▶ **EXERCISE**:
Copy out the records in full, word for word, without pictures.

▶ **DATA ROWS**:
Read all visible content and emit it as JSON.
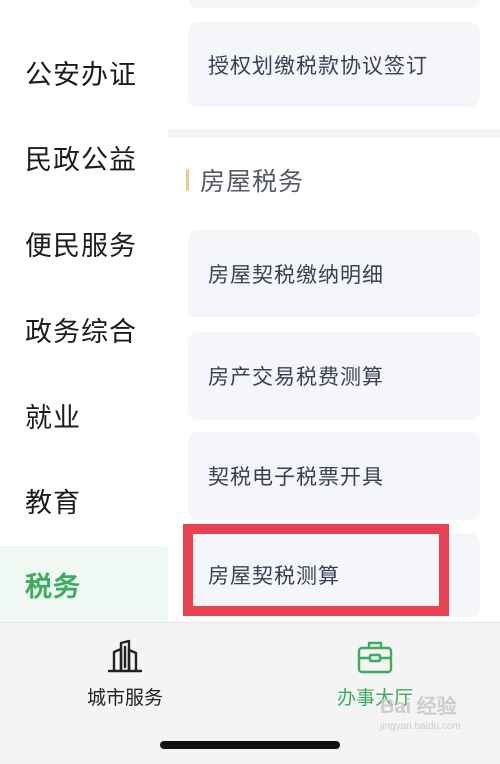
{
  "sidebar": {
    "items": [
      {
        "label": "公安办证",
        "active": false
      },
      {
        "label": "民政公益",
        "active": false
      },
      {
        "label": "便民服务",
        "active": false
      },
      {
        "label": "政务综合",
        "active": false
      },
      {
        "label": "就业",
        "active": false
      },
      {
        "label": "教育",
        "active": false
      },
      {
        "label": "税务",
        "active": true
      }
    ]
  },
  "content": {
    "top_card": {
      "label": "授权划缴税款协议签订"
    },
    "section": {
      "title": "房屋税务"
    },
    "cards": [
      {
        "label": "房屋契税缴纳明细"
      },
      {
        "label": "房产交易税费测算"
      },
      {
        "label": "契税电子税票开具"
      },
      {
        "label": "房屋契税测算",
        "highlighted": true
      }
    ]
  },
  "tabbar": {
    "tabs": [
      {
        "label": "城市服务",
        "icon": "city-buildings-icon",
        "active": false
      },
      {
        "label": "办事大厅",
        "icon": "briefcase-icon",
        "active": true
      }
    ]
  },
  "watermark": {
    "main": "Bai 经验",
    "sub": "jingyan.baidu.com"
  },
  "colors": {
    "accent": "#3cad5c",
    "highlight": "#e84152",
    "section_bar": "#f0c98a"
  }
}
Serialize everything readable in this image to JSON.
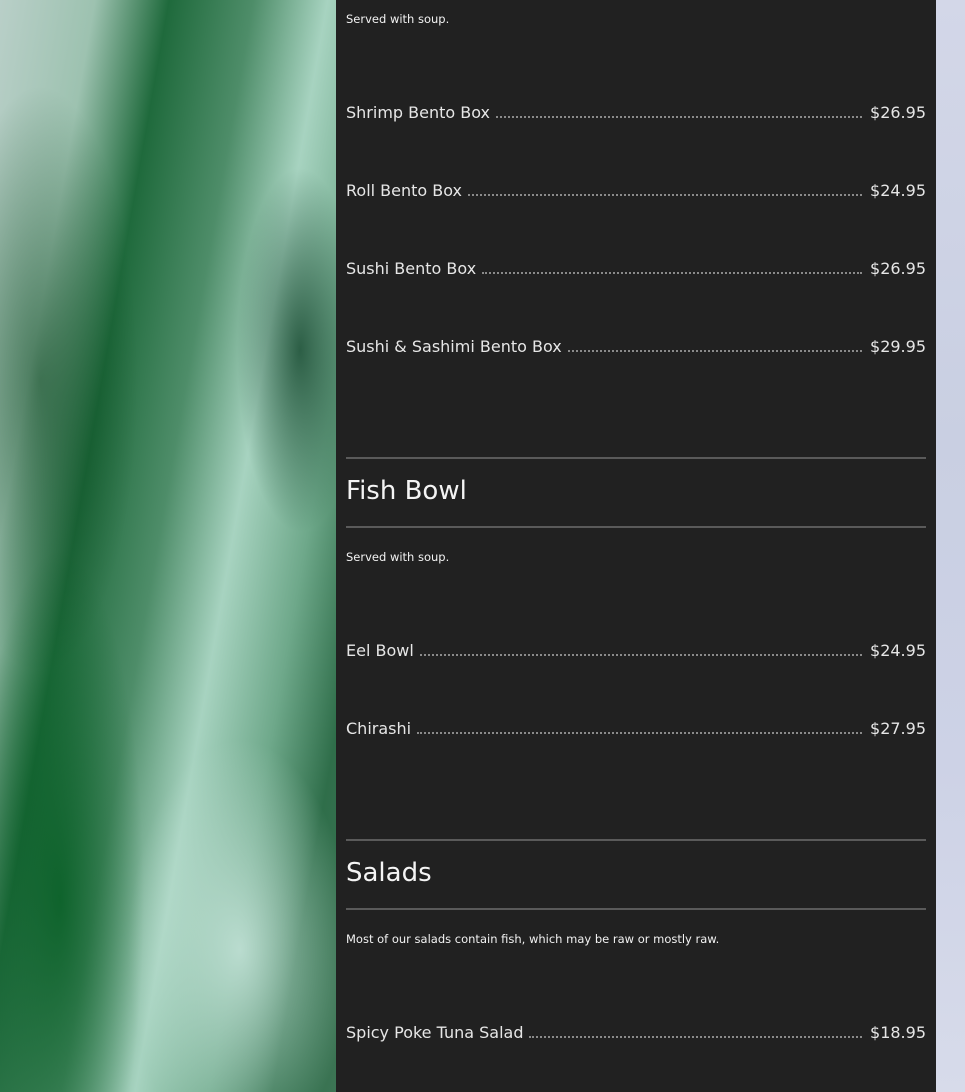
{
  "bento": {
    "note": "Served with soup.",
    "items": [
      {
        "name": "Shrimp Bento Box",
        "price": "$26.95"
      },
      {
        "name": "Roll Bento Box",
        "price": "$24.95"
      },
      {
        "name": "Sushi Bento Box",
        "price": "$26.95"
      },
      {
        "name": "Sushi & Sashimi Bento Box",
        "price": "$29.95"
      }
    ]
  },
  "fish_bowl": {
    "title": "Fish Bowl",
    "note": "Served with soup.",
    "items": [
      {
        "name": "Eel Bowl",
        "price": "$24.95"
      },
      {
        "name": "Chirashi",
        "price": "$27.95"
      }
    ]
  },
  "salads": {
    "title": "Salads",
    "note": "Most of our salads contain fish, which may be raw or mostly raw.",
    "items": [
      {
        "name": "Spicy Poke Tuna Salad",
        "price": "$18.95"
      }
    ]
  },
  "colors": {
    "panel_bg": "#212121",
    "text": "#e6e6e6",
    "rule": "#5a5a5a",
    "side_strip": "#cdd2e6"
  }
}
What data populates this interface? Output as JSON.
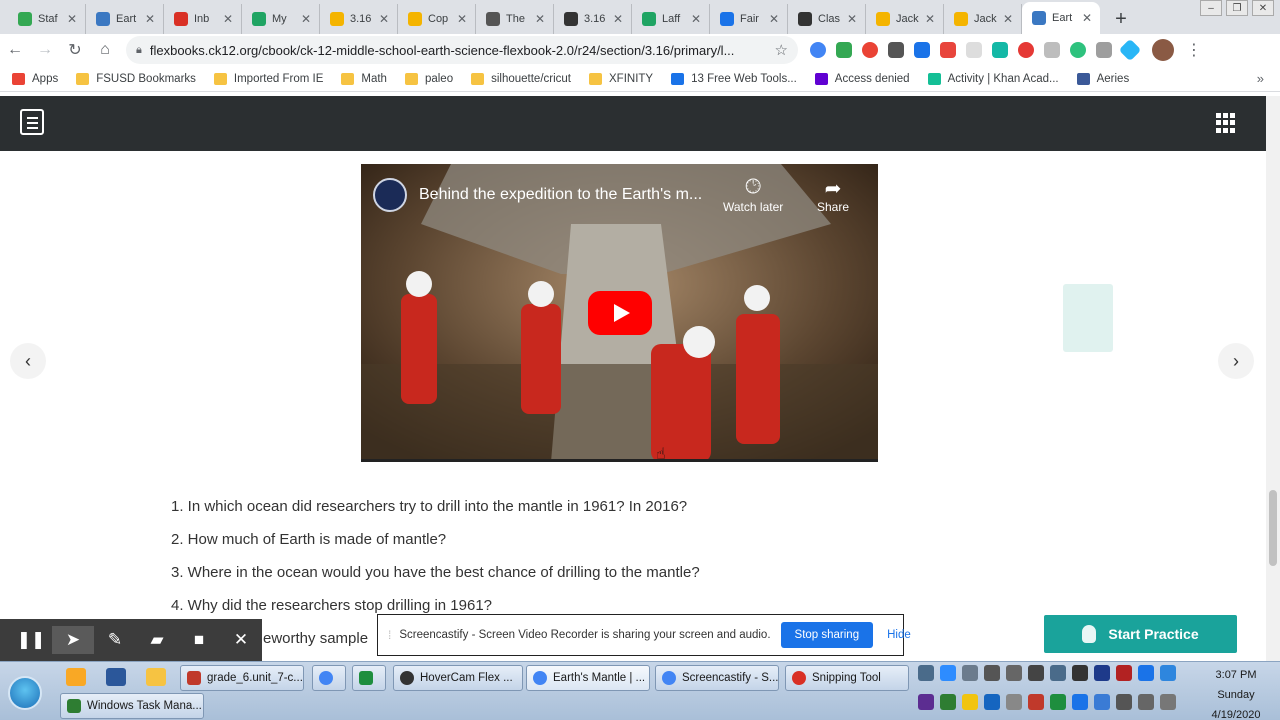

▶ **WRITTEN ANSWER**:
Read all visible content and emit it as JSON.
{
  "sidebar": {
    "items": [
      {
        "label": "公安办证",
        "active": false
      },
      {
        "label": "民政公益",
        "active": false
      },
      {
        "label": "便民服务",
        "active": false
      },
      {
        "label": "政务综合",
        "active": false
      },
      {
        "label": "就业",
        "active": false
      },
      {
        "label": "教育",
        "active": false
      },
      {
        "label": "税务",
        "active": true
      }
    ]
  },
  "content": {
    "top_card": {
      "label": "授权划缴税款协议签订"
    },
    "section": {
      "title": "房屋税务"
    },
    "cards": [
      {
        "label": "房屋契税缴纳明细"
      },
      {
        "label": "房产交易税费测算"
      },
      {
        "label": "契税电子税票开具"
      },
      {
        "label": "房屋契税测算",
        "highlighted": true
      }
    ]
  },
  "tabbar": {
    "tabs": [
      {
        "label": "城市服务",
        "icon": "city-buildings-icon",
        "active": false
      },
      {
        "label": "办事大厅",
        "icon": "briefcase-icon",
        "active": true
      }
    ]
  },
  "watermark": {
    "main": "Bai 经验",
    "sub": "jingyan.baidu.com"
  },
  "colors": {
    "accent": "#3cad5c",
    "highlight": "#e84152",
    "section_bar": "#f0c98a"
  }
}
Serialize everything readable in this image to JSON.
{
  "bento": {
    "note": "Served with soup.",
    "items": [
      {
        "name": "Shrimp Bento Box",
        "price": "$26.95"
      },
      {
        "name": "Roll Bento Box",
        "price": "$24.95"
      },
      {
        "name": "Sushi Bento Box",
        "price": "$26.95"
      },
      {
        "name": "Sushi & Sashimi Bento Box",
        "price": "$29.95"
      }
    ]
  },
  "fish_bowl": {
    "title": "Fish Bowl",
    "note": "Served with soup.",
    "items": [
      {
        "name": "Eel Bowl",
        "price": "$24.95"
      },
      {
        "name": "Chirashi",
        "price": "$27.95"
      }
    ]
  },
  "salads": {
    "title": "Salads",
    "note": "Most of our salads contain fish, which may be raw or mostly raw.",
    "items": [
      {
        "name": "Spicy Poke Tuna Salad",
        "price": "$18.95"
      }
    ]
  },
  "colors": {
    "panel_bg": "#212121",
    "text": "#e6e6e6",
    "rule": "#5a5a5a",
    "side_strip": "#cdd2e6"
  }
}
What data populates this interface? Output as JSON.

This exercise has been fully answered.